Scan the entries below and report only how many lines contain "screenshot".

* * * * * * *

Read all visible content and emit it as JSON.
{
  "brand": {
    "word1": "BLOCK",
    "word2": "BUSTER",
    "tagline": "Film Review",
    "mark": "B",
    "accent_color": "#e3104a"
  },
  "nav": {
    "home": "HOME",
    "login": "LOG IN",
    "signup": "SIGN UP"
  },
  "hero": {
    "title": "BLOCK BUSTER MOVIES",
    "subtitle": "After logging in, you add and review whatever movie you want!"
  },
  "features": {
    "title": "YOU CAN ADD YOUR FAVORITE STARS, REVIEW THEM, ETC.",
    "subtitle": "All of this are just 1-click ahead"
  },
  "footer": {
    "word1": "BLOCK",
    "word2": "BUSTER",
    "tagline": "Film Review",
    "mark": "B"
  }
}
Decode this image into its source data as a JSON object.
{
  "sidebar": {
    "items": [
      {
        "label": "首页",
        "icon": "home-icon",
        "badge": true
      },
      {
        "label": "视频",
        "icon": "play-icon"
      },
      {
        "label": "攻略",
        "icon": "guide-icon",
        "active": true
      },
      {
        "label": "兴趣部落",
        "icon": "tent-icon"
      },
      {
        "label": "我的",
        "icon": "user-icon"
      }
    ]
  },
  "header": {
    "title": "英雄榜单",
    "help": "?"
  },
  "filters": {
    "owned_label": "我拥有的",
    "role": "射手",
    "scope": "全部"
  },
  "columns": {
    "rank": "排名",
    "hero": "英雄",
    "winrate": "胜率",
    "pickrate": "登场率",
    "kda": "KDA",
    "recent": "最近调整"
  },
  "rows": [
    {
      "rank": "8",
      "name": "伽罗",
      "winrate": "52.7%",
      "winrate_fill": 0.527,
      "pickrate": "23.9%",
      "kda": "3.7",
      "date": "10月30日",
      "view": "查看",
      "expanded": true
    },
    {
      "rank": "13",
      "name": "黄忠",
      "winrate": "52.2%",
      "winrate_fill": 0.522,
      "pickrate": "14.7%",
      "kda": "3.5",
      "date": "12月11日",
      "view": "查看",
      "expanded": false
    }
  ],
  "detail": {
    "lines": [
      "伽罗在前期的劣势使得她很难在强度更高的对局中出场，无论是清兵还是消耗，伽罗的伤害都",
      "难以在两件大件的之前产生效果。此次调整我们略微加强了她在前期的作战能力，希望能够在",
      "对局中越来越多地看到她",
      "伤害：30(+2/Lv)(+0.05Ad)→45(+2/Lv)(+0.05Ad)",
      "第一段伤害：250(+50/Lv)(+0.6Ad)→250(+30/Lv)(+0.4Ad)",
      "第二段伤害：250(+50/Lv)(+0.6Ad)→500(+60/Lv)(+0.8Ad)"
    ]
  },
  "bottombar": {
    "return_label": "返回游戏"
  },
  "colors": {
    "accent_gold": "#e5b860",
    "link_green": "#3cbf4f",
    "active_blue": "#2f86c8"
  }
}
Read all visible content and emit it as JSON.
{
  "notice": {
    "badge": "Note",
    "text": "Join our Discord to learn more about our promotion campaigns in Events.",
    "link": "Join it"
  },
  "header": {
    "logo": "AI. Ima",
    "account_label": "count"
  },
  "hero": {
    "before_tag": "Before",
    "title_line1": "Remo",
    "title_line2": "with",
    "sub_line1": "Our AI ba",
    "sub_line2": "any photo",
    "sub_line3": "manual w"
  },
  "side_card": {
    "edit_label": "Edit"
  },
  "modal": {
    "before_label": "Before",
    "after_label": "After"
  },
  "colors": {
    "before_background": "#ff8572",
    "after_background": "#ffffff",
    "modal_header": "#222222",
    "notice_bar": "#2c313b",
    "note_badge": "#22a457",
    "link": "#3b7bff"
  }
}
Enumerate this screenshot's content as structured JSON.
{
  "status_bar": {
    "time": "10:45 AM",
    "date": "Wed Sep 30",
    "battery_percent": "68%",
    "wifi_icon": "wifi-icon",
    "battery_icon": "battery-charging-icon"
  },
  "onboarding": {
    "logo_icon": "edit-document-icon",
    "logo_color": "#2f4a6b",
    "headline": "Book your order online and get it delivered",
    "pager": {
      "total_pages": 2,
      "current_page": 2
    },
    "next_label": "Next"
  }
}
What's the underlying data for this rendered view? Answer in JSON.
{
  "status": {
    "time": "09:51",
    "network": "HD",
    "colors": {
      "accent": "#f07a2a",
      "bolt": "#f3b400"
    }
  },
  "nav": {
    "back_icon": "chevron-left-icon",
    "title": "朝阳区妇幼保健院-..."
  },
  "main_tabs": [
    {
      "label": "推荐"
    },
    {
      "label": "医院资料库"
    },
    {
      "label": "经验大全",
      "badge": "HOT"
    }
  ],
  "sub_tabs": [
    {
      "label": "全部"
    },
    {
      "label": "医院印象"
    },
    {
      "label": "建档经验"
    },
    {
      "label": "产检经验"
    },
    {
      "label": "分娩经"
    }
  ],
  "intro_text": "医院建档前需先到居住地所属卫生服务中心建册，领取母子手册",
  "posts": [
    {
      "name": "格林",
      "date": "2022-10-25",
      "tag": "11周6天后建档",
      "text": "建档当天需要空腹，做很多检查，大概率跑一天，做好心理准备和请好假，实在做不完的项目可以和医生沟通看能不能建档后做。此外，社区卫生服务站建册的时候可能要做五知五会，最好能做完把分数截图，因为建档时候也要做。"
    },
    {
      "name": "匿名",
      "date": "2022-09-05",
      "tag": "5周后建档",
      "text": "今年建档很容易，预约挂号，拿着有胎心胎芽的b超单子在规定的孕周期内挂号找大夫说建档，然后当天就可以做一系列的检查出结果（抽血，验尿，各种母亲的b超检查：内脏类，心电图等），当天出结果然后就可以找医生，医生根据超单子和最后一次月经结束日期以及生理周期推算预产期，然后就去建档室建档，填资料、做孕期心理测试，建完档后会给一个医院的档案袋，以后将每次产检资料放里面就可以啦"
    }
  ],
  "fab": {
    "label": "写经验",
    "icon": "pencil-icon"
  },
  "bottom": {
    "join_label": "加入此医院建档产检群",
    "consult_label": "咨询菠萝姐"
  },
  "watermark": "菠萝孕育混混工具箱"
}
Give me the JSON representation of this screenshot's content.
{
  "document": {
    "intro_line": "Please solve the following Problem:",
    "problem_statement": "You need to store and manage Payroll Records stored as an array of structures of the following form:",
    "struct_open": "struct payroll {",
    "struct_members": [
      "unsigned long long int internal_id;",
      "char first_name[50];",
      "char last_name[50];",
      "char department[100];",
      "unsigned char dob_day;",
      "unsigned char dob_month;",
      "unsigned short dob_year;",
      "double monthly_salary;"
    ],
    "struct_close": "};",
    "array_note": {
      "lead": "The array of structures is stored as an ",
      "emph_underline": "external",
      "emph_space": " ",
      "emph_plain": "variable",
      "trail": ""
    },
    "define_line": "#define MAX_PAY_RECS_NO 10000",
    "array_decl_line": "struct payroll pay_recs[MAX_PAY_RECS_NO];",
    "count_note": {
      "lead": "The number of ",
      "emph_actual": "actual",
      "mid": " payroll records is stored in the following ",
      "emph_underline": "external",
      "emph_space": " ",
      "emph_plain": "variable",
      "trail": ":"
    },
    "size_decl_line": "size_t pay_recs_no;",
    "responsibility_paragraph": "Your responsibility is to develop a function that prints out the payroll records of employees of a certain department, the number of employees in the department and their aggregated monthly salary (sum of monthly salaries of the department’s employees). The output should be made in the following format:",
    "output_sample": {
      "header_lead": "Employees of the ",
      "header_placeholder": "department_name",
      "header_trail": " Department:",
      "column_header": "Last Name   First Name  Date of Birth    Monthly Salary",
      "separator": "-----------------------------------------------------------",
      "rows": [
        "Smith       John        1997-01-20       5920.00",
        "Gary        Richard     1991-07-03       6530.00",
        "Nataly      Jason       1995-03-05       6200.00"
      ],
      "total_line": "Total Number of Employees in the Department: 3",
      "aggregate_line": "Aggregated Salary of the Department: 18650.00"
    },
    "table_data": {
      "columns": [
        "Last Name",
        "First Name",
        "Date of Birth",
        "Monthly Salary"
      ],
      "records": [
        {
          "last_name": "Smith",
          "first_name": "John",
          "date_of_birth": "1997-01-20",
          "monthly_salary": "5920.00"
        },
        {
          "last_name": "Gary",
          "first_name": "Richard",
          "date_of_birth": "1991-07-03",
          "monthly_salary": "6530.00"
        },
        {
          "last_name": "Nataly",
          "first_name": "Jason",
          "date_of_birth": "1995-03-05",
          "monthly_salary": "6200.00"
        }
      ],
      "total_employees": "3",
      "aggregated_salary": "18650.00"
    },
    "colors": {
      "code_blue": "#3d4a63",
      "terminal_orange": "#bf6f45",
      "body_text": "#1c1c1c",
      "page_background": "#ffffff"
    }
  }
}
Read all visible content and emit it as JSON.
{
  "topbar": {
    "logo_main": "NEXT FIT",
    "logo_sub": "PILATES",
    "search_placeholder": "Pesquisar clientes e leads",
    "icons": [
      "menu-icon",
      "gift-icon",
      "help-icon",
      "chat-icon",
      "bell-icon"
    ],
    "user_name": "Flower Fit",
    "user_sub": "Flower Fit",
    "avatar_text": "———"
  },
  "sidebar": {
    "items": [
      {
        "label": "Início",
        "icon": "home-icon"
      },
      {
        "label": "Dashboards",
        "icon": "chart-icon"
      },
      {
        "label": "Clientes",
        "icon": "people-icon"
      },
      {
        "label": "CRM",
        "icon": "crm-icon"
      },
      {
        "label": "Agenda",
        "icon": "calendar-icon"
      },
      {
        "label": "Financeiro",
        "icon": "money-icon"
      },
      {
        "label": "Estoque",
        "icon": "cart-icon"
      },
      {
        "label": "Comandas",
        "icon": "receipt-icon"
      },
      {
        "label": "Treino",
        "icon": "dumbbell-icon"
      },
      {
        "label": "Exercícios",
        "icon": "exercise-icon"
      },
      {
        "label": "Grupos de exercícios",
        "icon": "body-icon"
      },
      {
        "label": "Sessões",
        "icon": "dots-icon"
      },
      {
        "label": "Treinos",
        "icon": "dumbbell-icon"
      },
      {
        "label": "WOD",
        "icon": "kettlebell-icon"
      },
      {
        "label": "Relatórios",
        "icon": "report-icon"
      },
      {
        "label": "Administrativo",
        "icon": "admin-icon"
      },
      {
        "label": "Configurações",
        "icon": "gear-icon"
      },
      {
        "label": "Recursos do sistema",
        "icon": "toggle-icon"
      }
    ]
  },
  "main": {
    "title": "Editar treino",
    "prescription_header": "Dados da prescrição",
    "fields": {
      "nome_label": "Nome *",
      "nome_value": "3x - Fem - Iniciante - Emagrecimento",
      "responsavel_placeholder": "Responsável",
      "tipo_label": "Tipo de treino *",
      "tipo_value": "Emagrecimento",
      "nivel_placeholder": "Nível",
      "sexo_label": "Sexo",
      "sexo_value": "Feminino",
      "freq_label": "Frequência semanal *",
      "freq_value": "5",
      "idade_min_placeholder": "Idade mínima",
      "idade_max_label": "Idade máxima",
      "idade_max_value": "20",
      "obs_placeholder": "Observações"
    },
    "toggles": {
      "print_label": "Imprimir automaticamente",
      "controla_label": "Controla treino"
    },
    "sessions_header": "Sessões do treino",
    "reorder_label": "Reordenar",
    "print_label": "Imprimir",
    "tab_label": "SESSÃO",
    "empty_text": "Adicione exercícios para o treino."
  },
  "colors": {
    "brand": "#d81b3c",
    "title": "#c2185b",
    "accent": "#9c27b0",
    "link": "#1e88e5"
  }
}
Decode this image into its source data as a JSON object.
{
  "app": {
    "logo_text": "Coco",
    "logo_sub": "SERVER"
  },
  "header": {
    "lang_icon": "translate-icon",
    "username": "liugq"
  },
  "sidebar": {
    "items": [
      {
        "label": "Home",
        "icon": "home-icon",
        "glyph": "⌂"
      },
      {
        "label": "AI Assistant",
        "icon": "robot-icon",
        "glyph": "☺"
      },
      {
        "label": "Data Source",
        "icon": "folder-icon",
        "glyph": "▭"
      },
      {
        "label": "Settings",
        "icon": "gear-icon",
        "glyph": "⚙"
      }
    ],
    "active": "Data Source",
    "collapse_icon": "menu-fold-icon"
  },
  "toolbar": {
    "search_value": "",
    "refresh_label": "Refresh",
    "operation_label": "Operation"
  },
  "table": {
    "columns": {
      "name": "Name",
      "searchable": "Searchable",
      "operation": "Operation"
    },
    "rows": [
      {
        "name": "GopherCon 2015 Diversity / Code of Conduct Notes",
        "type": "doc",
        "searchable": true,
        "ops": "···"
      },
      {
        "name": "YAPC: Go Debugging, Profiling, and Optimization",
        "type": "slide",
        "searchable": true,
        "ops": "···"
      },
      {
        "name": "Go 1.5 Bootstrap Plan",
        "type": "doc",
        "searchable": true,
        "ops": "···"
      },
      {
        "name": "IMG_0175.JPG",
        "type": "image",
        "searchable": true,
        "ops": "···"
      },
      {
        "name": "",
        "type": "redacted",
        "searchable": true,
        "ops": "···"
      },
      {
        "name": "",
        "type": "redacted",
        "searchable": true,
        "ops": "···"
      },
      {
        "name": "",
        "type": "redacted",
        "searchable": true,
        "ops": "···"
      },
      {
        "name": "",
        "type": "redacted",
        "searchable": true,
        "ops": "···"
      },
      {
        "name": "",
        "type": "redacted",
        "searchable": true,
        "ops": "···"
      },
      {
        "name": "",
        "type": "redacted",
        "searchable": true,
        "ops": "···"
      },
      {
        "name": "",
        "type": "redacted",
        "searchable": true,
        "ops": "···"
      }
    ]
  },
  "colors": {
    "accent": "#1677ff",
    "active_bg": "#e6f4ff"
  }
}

* * * * * * *

> Correct result
2